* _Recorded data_
■ ■ ■

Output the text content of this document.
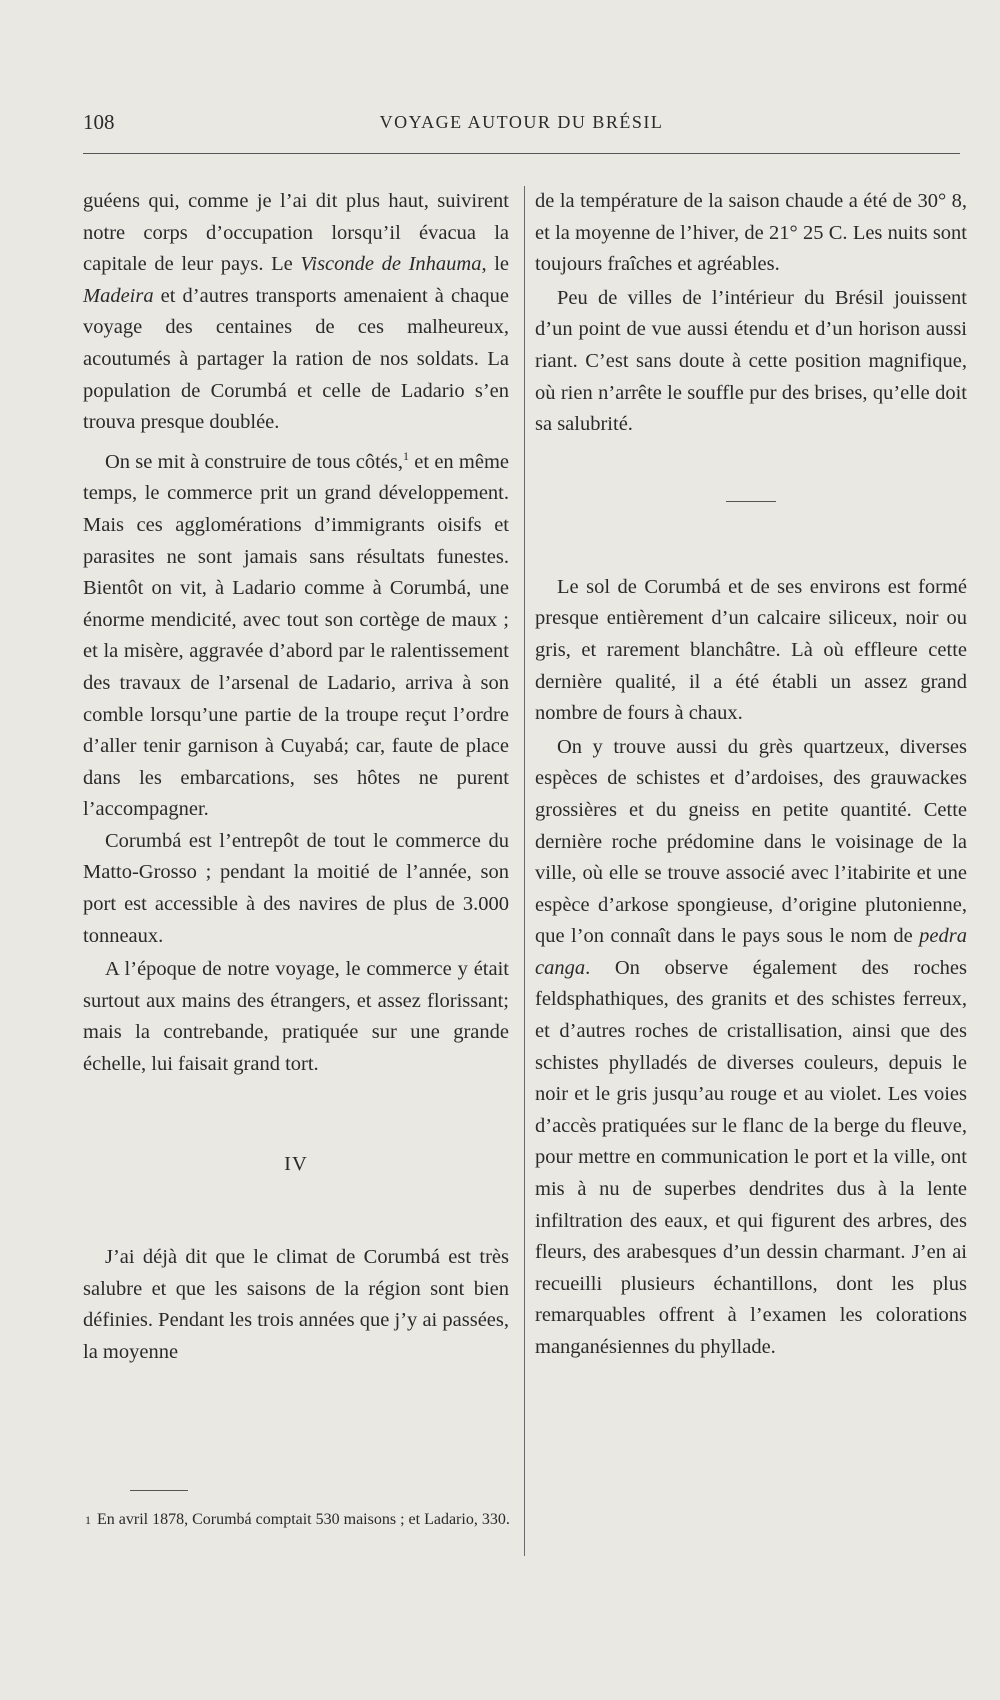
108	VOYAGE AUTOUR DU BRÉSIL

guéens qui, comme je l’ai dit plus haut, suivirent notre corps d’occupation lorsqu’il évacua la capitale de leur pays. Le Visconde de Inhauma, le Madeira et d’autres transports amenaient à chaque voyage des centaines de ces malheureux, acoutumés à partager la ration de nos soldats. La population de Corumbá et celle de Ladario s’en trouva presque doublée.

On se mit à construire de tous côtés,$^1$ et en même temps, le commerce prit un grand développement. Mais ces agglomérations d’immigrants oisifs et parasites ne sont jamais sans résultats funestes. Bientôt on vit, à Ladario comme à Corumbá, une énorme mendicité, avec tout son cortège de maux ; et la misère, aggravée d’abord par le ralentissement des travaux de l’arsenal de Ladario, arriva à son comble lorsqu’une partie de la troupe reçut l’ordre d’aller tenir garnison à Cuyabá; car, faute de place dans les embarcations, ses hôtes ne purent l’accompagner.

Corumbá est l’entrepôt de tout le commerce du Matto-Grosso ; pendant la moitié de l’année, son port est accessible à des navires de plus de 3.000 tonneaux.

A l’époque de notre voyage, le commerce y était surtout aux mains des étrangers, et assez florissant; mais la contrebande, pratiquée sur une grande échelle, lui faisait grand tort.

IV

J’ai déjà dit que le climat de Corumbá est très salubre et que les saisons de la région sont bien définies. Pendant les trois années que j’y ai passées, la moyenne

de la température de la saison chaude a été de 30° 8, et la moyenne de l’hiver, de 21° 25 C. Les nuits sont toujours fraîches et agréables.

Peu de villes de l’intérieur du Brésil jouissent d’un point de vue aussi étendu et d’un horison aussi riant. C’est sans doute à cette position magnifique, où rien n’arrête le souffle pur des brises, qu’elle doit sa salubrité.

Le sol de Corumbá et de ses environs est formé presque entièrement d’un calcaire siliceux, noir ou gris, et rarement blanchâtre. Là où effleure cette dernière qualité, il a été établi un assez grand nombre de fours à chaux.

On y trouve aussi du grès quartzeux, diverses espèces de schistes et d’ardoises, des grauwackes grossières et du gneiss en petite quantité. Cette dernière roche prédomine dans le voisinage de la ville, où elle se trouve associé avec l’itabirite et une espèce d’arkose spongieuse, d’origine plutonienne, que l’on connaît dans le pays sous le nom de pedra canga. On observe également des roches feldsphathiques, des granits et des schistes ferreux, et d’autres roches de cristallisation, ainsi que des schistes phylladés de diverses couleurs, depuis le noir et le gris jusqu’au rouge et au violet. Les voies d’accès pratiquées sur le flanc de la berge du fleuve, pour mettre en communication le port et la ville, ont mis à nu de superbes dendrites dus à la lente infiltration des eaux, et qui figurent des arbres, des fleurs, des arabesques d’un dessin charmant. J’en ai recueilli plusieurs échantillons, dont les plus remarquables offrent à l’examen les colorations manganésiennes du phyllade.

1 En avril 1878, Corumbá comptait 530 maisons ; et Ladario, 330.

■ ■ ■

Copy each line from the records above that includes the string "assez".

A l’époque de notre voyage, le commerce y était surtout aux mains des étrangers, et assez florissant; mais la contrebande, pratiquée sur une grande échelle, lui faisait grand tort.
Le sol de Corumbá et de ses environs est formé presque entièrement d’un calcaire siliceux, noir ou gris, et rarement blanchâtre. Là où effleure cette dernière qualité, il a été établi un assez grand nombre de fours à chaux.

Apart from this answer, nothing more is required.